Set out each line from the following listing that includes the word "شماره".

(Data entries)

>>>>>

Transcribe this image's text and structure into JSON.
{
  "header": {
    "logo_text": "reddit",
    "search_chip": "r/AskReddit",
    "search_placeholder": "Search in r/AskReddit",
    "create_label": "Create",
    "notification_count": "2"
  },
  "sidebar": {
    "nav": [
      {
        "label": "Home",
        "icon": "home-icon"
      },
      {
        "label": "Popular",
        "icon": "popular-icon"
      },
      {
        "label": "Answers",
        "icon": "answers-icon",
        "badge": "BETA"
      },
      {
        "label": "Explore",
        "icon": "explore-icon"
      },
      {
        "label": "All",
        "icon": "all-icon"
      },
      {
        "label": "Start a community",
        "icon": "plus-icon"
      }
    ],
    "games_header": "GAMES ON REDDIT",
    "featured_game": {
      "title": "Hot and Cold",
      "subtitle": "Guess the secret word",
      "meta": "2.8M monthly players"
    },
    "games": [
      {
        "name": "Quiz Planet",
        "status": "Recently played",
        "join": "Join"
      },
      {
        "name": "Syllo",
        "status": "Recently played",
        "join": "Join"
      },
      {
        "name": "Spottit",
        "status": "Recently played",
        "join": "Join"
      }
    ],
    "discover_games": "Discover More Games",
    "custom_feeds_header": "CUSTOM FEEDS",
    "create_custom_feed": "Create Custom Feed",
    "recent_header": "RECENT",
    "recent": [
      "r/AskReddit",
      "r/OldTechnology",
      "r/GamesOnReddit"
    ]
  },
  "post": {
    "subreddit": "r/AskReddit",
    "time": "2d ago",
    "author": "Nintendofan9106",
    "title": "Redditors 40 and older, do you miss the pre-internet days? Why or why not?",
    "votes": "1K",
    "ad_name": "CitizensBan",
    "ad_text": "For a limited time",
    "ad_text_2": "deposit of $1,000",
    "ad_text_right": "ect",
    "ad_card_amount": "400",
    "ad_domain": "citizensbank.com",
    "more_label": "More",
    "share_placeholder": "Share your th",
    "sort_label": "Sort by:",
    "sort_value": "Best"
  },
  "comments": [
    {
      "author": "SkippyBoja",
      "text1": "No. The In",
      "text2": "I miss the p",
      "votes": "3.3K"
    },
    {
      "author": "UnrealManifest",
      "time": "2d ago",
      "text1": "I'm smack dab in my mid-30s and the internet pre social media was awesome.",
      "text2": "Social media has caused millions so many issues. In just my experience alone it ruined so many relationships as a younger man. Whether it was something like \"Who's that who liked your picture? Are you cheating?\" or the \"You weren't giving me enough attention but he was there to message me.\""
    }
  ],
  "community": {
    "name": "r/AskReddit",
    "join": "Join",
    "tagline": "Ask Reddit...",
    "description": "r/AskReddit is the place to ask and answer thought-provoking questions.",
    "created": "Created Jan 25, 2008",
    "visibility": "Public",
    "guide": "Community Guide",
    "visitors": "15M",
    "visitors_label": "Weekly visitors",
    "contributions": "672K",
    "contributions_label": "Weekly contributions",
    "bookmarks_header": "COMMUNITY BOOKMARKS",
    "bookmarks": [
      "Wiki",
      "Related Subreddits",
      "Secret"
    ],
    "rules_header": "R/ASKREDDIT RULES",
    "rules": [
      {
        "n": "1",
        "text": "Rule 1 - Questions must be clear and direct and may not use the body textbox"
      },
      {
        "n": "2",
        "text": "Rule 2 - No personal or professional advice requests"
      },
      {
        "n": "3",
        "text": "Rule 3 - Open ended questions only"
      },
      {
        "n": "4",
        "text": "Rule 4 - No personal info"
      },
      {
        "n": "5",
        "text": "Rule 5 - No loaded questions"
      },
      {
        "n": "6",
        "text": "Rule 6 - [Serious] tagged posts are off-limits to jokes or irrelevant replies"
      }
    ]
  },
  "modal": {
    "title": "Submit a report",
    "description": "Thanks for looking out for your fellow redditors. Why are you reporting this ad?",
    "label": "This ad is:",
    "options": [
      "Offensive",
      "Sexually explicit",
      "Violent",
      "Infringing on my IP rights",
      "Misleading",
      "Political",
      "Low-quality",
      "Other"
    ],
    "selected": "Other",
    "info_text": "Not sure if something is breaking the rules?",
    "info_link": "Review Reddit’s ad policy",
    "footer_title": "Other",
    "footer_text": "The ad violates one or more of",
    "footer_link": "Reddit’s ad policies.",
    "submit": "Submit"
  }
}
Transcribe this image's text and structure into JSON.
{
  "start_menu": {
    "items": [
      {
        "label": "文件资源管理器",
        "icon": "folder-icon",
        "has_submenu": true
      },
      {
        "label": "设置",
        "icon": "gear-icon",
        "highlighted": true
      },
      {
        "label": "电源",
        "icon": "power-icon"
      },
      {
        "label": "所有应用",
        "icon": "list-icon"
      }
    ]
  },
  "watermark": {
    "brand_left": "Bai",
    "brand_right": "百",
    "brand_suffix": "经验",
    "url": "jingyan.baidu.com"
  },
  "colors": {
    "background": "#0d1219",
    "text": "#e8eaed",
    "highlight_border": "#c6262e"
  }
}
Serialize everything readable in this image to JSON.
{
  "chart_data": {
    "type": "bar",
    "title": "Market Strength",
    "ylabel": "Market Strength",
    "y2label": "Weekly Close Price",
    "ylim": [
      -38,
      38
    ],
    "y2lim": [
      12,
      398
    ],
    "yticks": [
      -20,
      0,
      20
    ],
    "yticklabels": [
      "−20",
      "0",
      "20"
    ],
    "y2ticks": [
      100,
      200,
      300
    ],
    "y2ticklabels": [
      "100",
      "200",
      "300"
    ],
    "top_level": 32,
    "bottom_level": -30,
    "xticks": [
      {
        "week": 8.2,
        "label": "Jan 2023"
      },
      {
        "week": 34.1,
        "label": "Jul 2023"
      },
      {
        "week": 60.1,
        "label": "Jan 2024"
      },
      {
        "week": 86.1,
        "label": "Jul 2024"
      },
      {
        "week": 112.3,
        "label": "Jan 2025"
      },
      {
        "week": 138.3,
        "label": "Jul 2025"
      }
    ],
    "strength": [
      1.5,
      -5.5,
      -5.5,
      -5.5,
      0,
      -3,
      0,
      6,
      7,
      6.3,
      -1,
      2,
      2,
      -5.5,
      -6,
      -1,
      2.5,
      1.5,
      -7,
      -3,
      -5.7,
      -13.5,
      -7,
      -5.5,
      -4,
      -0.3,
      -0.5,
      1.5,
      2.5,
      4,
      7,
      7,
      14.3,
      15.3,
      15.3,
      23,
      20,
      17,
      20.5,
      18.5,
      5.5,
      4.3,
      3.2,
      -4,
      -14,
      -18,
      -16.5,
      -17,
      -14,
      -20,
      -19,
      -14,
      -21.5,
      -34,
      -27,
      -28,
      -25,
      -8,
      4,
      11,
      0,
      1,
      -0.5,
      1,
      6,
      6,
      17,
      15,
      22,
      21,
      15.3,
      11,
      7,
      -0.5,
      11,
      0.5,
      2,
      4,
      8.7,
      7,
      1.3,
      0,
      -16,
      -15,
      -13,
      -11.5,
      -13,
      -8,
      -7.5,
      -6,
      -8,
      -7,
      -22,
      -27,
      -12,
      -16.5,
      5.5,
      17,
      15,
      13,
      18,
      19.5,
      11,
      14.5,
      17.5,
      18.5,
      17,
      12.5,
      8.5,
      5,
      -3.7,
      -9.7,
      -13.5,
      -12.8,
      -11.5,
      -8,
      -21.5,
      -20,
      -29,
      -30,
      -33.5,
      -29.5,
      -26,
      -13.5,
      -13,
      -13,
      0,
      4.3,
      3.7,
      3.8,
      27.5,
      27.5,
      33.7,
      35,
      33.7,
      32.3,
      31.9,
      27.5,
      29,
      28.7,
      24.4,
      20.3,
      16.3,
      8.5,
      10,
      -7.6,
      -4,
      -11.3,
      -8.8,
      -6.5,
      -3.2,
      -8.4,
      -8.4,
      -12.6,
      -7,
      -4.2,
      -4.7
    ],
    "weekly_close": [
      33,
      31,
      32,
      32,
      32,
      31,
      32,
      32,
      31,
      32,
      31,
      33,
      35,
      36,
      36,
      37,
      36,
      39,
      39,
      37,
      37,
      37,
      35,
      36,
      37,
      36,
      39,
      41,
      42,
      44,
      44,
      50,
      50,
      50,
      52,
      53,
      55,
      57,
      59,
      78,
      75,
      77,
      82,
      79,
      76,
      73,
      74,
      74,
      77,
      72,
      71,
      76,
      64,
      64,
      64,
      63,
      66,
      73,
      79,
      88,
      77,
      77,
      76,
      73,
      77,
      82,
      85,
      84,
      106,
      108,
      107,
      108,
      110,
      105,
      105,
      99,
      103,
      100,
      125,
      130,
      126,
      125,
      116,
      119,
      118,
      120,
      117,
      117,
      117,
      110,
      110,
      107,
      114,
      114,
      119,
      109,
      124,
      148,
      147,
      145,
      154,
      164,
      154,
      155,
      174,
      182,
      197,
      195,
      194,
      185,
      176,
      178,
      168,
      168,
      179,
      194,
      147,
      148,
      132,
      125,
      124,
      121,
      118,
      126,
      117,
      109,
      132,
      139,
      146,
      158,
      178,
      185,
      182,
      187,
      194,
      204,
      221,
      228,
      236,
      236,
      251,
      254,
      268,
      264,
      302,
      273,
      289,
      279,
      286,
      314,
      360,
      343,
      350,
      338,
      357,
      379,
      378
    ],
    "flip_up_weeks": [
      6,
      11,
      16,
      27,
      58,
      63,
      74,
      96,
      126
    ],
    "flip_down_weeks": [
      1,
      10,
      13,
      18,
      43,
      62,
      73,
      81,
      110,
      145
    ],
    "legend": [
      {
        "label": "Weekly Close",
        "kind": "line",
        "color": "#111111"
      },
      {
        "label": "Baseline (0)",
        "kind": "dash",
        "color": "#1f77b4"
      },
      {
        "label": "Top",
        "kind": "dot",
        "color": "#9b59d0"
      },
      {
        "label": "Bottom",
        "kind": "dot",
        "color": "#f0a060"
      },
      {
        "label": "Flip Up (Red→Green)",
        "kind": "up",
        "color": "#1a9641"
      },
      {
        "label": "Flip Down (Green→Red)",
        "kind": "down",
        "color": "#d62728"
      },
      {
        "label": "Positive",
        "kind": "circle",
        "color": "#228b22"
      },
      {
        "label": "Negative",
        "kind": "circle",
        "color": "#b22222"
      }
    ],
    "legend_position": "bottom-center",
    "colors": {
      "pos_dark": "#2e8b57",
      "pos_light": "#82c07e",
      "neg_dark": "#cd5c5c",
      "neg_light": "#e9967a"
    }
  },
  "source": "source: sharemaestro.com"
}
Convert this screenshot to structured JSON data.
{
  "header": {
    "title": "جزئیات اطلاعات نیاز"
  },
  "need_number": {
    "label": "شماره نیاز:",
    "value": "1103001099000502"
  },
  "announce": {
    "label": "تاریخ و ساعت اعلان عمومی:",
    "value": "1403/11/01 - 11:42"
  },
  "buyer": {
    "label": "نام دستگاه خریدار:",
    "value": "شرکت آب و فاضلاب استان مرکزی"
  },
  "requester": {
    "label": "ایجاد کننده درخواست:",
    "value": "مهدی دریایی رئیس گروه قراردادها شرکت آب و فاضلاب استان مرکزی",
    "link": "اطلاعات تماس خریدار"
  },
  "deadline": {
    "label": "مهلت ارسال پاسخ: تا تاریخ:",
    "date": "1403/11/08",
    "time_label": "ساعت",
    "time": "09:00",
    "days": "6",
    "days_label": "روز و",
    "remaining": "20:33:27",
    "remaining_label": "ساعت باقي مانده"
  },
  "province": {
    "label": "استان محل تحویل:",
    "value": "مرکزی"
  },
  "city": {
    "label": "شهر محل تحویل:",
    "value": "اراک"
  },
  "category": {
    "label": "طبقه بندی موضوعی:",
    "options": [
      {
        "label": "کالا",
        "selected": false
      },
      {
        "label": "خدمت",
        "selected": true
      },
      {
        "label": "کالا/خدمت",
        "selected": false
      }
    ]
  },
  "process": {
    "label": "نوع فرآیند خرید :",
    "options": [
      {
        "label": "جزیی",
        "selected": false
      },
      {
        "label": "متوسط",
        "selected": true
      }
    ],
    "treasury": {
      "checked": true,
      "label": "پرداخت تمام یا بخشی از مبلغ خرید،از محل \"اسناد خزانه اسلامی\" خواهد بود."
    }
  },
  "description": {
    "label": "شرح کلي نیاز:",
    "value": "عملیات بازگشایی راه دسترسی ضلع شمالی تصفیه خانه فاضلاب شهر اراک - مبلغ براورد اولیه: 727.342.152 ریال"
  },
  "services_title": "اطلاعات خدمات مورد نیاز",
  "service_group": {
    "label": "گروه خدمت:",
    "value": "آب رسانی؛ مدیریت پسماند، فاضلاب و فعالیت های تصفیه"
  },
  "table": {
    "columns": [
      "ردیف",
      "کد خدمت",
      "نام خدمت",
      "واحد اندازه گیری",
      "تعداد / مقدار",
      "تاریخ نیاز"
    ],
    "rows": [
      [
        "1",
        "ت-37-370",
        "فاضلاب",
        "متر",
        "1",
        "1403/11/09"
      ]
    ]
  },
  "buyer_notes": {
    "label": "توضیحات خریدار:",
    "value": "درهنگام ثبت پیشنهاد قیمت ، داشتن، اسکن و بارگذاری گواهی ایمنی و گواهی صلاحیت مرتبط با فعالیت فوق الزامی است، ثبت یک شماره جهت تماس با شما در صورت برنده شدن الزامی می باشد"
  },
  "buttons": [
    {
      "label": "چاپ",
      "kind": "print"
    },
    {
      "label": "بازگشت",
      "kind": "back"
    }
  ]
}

<<<<<

### Full answer
    "label": "شماره نیاز:",
    "value": "درهنگام ثبت پیشنهاد قیمت ، داشتن، اسکن و بارگذاری گواهی ایمنی و گواهی صلاحیت مرتبط با فعالیت فوق الزامی است، ثبت یک شماره جهت تماس با شما در صورت برنده شدن الزامی می باشد"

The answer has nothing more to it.